→ Directive
Extract each line containing the string "ylabel".

→ Input for this task
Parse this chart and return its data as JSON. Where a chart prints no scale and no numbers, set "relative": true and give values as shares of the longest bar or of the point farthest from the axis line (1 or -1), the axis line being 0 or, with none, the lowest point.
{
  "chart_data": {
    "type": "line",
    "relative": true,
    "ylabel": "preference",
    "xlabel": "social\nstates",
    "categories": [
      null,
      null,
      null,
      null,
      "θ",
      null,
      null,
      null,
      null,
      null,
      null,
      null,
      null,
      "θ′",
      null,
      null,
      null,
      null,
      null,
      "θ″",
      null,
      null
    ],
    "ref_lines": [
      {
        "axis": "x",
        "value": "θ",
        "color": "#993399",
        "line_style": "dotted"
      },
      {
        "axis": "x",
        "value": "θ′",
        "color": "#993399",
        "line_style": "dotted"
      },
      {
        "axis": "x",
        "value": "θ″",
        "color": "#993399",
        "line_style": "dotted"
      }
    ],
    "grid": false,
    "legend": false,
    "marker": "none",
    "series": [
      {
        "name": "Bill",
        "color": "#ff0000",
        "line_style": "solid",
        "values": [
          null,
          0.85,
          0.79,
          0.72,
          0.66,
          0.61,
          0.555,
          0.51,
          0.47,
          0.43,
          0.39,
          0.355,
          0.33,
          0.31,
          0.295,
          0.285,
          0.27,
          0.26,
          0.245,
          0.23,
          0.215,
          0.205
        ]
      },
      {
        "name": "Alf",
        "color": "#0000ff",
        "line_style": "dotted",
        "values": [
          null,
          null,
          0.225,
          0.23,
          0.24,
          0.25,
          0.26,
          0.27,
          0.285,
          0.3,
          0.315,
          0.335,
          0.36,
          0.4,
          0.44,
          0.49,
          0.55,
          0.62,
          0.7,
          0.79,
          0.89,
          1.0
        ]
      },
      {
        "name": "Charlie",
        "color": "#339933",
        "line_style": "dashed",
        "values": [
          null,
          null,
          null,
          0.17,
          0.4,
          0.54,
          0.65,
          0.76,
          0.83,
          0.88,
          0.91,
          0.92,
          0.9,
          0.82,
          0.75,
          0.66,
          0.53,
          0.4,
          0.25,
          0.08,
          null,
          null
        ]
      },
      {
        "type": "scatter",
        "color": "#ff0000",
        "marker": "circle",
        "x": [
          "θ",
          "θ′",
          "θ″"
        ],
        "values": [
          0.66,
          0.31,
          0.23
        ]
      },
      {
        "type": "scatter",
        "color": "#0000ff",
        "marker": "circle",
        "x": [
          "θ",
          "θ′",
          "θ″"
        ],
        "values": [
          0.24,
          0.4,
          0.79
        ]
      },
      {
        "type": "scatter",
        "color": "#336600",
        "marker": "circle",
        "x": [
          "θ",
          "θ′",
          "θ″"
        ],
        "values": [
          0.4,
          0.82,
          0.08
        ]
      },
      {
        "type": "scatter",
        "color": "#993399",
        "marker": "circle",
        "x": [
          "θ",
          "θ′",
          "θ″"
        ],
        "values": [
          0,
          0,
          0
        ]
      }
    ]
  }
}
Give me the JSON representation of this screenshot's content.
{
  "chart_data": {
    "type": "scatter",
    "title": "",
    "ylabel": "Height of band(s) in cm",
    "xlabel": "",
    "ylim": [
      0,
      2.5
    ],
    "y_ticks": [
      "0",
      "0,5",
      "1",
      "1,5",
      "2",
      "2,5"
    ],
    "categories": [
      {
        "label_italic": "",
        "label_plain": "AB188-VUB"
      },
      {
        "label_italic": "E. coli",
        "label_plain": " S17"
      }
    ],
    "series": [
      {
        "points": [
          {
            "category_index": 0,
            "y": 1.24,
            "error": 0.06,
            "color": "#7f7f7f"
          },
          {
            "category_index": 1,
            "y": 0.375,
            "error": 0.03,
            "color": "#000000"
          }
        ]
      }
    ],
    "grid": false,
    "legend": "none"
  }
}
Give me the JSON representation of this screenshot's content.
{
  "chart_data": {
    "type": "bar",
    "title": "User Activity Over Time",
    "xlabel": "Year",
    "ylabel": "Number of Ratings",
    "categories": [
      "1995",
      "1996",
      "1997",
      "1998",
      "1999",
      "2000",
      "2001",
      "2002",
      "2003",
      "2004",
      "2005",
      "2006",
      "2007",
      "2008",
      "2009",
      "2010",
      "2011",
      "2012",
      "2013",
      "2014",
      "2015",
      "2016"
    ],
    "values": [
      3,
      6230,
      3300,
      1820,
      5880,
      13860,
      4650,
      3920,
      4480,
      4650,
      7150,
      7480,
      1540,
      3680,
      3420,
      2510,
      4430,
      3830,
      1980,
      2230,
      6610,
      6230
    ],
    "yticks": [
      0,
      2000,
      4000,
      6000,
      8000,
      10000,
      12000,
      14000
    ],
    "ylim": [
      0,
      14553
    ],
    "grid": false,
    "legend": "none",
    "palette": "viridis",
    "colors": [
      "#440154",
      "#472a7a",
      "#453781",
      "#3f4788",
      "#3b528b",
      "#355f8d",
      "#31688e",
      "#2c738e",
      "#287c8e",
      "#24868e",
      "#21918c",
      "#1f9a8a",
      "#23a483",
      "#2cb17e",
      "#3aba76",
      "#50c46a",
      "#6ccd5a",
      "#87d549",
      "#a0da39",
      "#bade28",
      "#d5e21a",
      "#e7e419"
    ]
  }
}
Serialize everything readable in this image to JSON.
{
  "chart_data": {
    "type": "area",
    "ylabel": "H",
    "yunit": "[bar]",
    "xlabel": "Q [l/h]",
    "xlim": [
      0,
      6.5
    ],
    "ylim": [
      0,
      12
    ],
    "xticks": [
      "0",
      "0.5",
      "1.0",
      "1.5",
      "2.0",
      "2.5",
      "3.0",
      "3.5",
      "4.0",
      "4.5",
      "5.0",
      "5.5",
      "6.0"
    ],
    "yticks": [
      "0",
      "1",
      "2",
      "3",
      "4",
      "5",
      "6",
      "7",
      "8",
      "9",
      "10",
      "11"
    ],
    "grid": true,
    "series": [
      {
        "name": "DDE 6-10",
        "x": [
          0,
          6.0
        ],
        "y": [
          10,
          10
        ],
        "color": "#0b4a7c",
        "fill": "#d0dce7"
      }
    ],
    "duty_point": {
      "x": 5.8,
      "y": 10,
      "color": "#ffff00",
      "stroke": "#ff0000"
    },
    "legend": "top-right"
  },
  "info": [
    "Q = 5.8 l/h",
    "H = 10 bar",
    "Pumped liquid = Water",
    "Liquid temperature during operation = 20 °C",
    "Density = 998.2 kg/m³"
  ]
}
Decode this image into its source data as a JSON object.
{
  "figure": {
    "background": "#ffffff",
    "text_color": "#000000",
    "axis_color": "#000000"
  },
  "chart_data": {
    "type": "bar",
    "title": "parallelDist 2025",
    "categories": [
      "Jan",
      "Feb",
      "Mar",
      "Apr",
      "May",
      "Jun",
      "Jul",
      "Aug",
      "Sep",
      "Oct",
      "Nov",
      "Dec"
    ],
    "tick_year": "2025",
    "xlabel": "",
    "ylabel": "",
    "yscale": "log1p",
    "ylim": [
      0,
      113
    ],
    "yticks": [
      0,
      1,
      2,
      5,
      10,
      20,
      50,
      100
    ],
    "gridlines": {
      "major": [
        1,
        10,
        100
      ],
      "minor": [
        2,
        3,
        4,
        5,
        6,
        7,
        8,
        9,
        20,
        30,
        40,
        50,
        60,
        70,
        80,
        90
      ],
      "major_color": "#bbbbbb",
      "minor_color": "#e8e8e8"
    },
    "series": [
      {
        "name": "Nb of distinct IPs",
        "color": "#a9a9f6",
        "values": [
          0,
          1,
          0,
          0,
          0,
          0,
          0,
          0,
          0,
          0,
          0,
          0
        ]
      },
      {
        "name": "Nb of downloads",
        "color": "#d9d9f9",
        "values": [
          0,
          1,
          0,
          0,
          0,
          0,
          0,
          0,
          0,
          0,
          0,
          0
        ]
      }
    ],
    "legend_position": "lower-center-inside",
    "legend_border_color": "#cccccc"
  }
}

→ Result for this exercise
    "ylabel": "preference",
    "ylabel": "Height of band(s) in cm",
    "ylabel": "Number of Ratings",
    "ylabel": "H",
    "ylabel": "",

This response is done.